- **What to work on**:
Whenever a line below holds the word "last", copy that line.

(Records excerpted from a collection)
· · ·
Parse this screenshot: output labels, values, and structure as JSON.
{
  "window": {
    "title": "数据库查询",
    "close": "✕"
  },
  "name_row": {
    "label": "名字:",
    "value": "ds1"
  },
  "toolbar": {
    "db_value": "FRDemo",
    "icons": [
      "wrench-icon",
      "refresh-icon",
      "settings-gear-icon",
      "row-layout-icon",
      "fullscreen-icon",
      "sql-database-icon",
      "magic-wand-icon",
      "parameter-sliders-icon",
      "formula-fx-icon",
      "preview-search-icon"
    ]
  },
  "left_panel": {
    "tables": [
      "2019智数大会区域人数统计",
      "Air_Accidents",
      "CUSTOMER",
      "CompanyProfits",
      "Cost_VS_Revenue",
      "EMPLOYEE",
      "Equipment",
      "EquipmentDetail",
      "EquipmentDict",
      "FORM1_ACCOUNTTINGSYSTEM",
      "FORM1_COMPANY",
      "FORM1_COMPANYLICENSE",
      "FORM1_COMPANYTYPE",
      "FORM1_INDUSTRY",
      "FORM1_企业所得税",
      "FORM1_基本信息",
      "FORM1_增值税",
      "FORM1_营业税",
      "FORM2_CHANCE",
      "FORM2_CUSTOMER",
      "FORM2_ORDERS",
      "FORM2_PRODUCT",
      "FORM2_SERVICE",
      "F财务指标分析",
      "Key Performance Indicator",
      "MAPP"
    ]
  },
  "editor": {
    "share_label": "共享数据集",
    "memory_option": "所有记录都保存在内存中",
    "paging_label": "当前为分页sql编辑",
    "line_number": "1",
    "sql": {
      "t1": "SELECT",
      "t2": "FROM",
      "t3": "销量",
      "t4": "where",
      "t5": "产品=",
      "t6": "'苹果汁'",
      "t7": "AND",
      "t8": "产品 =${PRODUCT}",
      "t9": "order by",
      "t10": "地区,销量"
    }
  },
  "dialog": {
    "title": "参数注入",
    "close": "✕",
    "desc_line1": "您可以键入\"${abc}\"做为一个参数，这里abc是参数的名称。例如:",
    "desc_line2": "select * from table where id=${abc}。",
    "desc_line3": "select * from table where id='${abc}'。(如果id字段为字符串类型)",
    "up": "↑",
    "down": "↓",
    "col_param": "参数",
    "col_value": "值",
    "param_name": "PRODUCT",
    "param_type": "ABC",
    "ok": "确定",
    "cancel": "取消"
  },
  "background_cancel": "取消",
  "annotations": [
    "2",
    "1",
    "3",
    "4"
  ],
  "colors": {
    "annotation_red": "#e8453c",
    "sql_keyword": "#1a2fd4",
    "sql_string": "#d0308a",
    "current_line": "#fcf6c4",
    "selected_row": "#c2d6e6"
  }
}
· · ·
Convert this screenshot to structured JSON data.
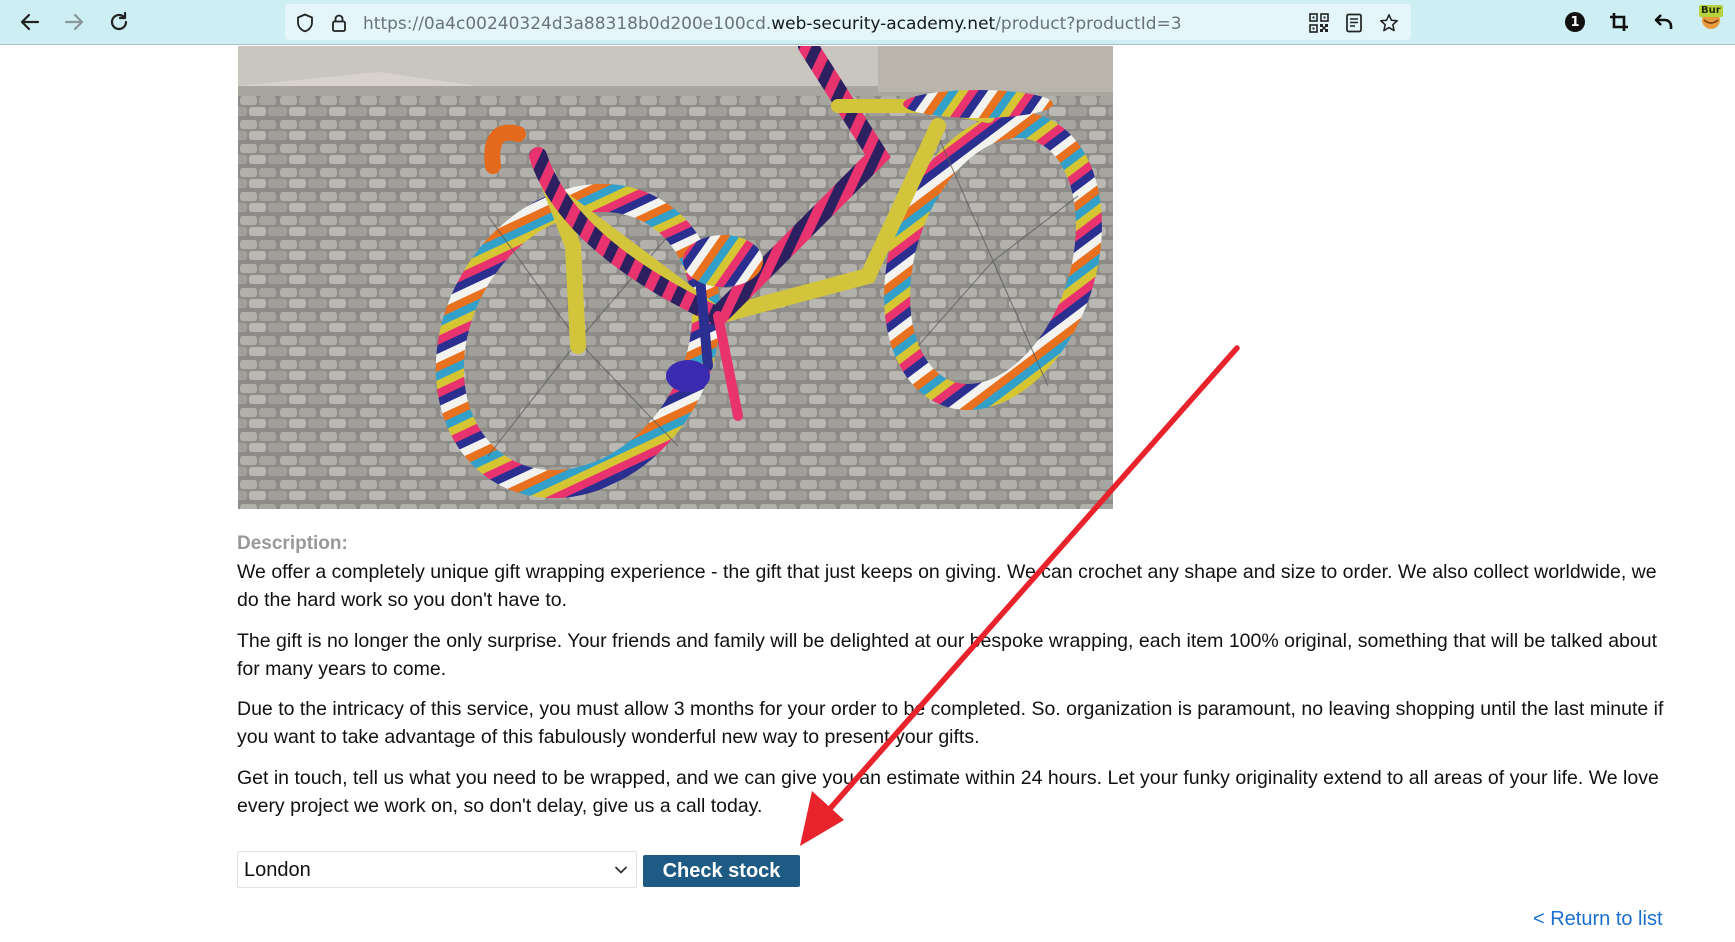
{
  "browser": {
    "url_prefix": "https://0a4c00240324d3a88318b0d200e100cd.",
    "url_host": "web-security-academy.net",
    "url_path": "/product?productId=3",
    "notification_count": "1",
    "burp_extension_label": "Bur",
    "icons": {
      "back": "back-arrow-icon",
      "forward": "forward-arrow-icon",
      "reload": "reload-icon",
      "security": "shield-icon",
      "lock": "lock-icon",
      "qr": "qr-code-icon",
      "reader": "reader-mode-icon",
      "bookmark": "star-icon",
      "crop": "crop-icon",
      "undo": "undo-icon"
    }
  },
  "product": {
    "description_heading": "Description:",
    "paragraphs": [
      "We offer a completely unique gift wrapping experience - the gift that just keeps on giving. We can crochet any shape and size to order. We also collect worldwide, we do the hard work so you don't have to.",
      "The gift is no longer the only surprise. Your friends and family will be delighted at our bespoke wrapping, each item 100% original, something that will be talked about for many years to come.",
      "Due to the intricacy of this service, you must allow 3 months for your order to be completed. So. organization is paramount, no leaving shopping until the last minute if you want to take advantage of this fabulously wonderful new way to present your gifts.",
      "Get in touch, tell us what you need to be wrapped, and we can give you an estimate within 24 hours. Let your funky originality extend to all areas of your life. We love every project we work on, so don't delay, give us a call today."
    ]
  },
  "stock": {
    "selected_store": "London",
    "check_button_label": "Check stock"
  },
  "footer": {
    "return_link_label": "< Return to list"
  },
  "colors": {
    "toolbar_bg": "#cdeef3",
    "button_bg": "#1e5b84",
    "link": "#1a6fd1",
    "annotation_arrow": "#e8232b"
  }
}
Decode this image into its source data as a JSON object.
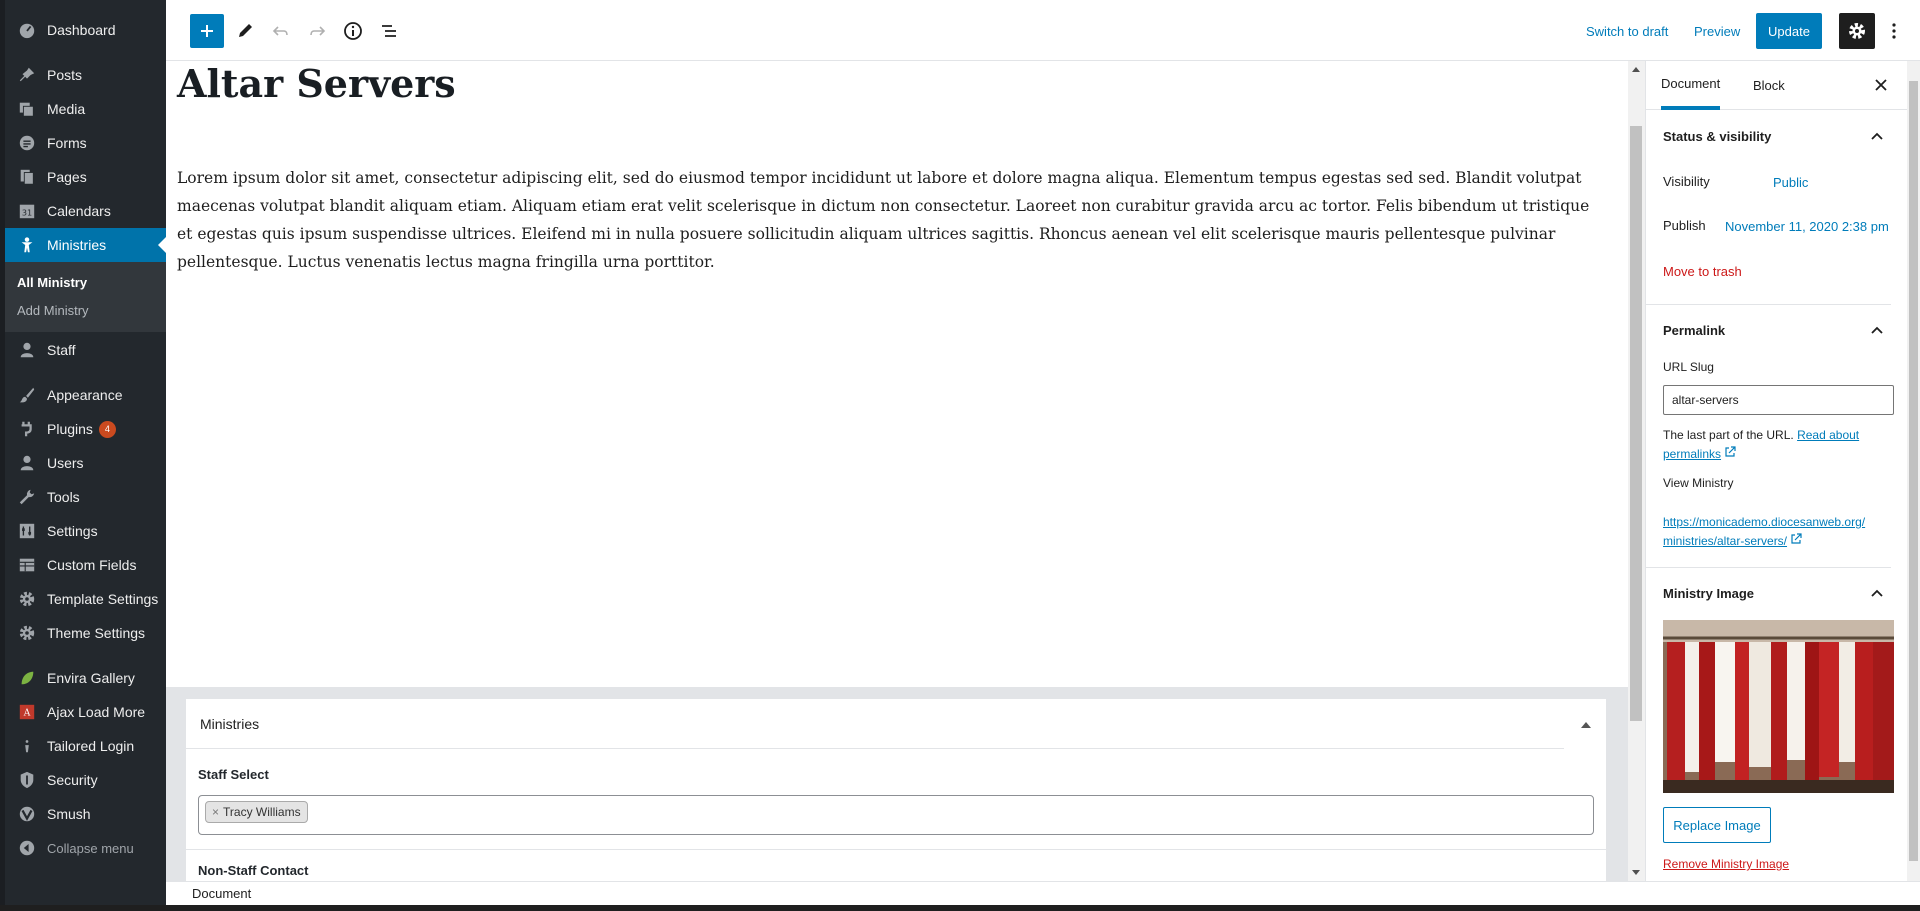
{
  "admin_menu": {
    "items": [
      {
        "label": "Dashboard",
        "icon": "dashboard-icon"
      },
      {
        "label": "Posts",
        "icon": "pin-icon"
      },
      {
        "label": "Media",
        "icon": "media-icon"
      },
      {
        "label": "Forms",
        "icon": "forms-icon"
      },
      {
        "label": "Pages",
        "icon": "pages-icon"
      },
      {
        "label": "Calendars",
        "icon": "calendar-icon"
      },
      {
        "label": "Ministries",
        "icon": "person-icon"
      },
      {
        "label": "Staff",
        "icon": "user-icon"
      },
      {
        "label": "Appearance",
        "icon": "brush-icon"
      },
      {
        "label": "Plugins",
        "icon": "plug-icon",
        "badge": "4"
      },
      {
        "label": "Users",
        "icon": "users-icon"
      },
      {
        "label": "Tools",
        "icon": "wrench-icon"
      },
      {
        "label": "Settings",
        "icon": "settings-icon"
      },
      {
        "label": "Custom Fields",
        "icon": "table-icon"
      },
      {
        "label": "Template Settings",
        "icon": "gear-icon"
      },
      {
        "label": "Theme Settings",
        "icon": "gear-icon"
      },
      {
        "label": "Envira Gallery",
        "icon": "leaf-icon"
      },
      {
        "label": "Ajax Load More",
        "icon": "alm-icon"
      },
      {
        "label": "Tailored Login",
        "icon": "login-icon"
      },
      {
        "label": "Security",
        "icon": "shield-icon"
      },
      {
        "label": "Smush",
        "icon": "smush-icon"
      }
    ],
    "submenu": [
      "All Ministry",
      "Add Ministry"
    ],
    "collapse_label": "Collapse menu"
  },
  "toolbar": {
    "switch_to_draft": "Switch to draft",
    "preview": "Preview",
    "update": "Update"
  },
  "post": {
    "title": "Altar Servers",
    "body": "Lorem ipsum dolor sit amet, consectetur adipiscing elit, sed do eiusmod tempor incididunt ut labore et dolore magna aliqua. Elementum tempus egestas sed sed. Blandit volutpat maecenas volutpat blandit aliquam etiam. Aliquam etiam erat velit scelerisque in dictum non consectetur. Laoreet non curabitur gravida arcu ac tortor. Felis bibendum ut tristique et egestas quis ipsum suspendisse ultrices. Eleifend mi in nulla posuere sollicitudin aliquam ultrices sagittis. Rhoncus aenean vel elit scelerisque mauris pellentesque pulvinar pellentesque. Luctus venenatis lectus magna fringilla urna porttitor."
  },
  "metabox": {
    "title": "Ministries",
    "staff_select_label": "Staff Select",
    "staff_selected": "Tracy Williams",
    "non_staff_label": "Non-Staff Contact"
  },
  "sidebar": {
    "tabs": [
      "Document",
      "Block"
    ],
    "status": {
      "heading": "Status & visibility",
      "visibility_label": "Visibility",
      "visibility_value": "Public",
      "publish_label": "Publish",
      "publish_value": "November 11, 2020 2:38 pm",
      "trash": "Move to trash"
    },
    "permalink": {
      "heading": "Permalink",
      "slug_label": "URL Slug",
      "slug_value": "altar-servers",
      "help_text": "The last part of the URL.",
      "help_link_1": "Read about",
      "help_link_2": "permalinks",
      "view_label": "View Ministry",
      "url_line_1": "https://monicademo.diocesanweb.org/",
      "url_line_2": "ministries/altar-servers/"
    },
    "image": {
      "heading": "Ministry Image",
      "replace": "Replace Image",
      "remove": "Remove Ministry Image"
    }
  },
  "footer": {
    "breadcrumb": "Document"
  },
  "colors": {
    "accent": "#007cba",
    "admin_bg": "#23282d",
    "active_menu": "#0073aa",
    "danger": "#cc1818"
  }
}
· · ·
- **Response to this task**:
      "Due to the intricacy of this service, you must allow 3 months for your order to be completed. So. organization is paramount, no leaving shopping until the last minute if you want to take advantage of this fabulously wonderful new way to present your gifts.",
      "help_text": "The last part of the URL.",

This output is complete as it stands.